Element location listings
=-=-=-=-=

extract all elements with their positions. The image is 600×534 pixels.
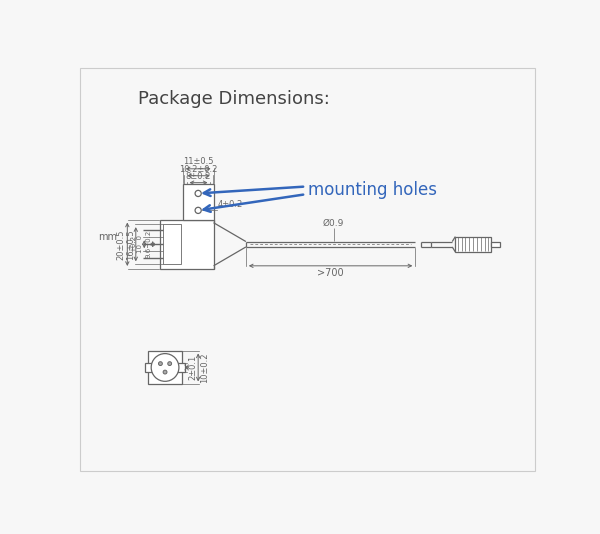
Text: 10.2±0.2: 10.2±0.2: [179, 165, 218, 174]
Text: Package Dimensions:: Package Dimensions:: [138, 90, 330, 108]
Circle shape: [195, 190, 201, 197]
Text: 9.6−0.2: 9.6−0.2: [146, 230, 152, 258]
Bar: [455, 237, 491, 252]
Text: 4±0.2: 4±0.2: [217, 200, 242, 209]
Circle shape: [168, 362, 172, 366]
Text: 20±0.5: 20±0.5: [117, 229, 126, 260]
Circle shape: [151, 354, 179, 381]
Bar: [148, 350, 182, 384]
Text: 8±0.2: 8±0.2: [186, 172, 211, 181]
Text: mm: mm: [98, 232, 117, 241]
Bar: [163, 224, 181, 264]
Bar: [183, 184, 214, 219]
Text: 10±0.2: 10±0.2: [200, 352, 209, 383]
Circle shape: [195, 207, 201, 214]
Text: >700: >700: [317, 268, 344, 278]
Bar: [160, 219, 214, 269]
Circle shape: [158, 362, 163, 366]
Text: +0.2
10  0: +0.2 10 0: [130, 235, 143, 253]
Text: 2±0.1: 2±0.1: [188, 355, 197, 380]
Bar: [145, 363, 185, 372]
Circle shape: [163, 370, 167, 374]
Text: 16±0.5: 16±0.5: [126, 229, 135, 260]
Text: Ø0.9: Ø0.9: [323, 218, 344, 227]
Text: mounting holes: mounting holes: [308, 182, 437, 199]
Text: 11±0.5: 11±0.5: [183, 158, 214, 167]
Bar: [491, 242, 500, 247]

=-=-=-=-=

◆ **REQUIREMENT**
Return the item lines verbatim, from the line containing "Text: 10.2±0.2: 10.2±0.2: [179, 165, 218, 174]" through the line containing "Circle shape: [195, 207, 201, 214]", both included.

◆ **RESPONSE TO THIS EXERCISE**
Text: 10.2±0.2: 10.2±0.2: [179, 165, 218, 174]
Text: Package Dimensions:: Package Dimensions:: [138, 90, 330, 108]
Circle shape: [195, 190, 201, 197]
Text: 9.6−0.2: 9.6−0.2: [146, 230, 152, 258]
Bar: [455, 237, 491, 252]
Text: 4±0.2: 4±0.2: [217, 200, 242, 209]
Circle shape: [168, 362, 172, 366]
Text: 20±0.5: 20±0.5: [117, 229, 126, 260]
Circle shape: [151, 354, 179, 381]
Bar: [148, 350, 182, 384]
Text: 8±0.2: 8±0.2: [186, 172, 211, 181]
Text: mm: mm: [98, 232, 117, 241]
Bar: [163, 224, 181, 264]
Bar: [183, 184, 214, 219]
Text: 10±0.2: 10±0.2: [200, 352, 209, 383]
Circle shape: [195, 207, 201, 214]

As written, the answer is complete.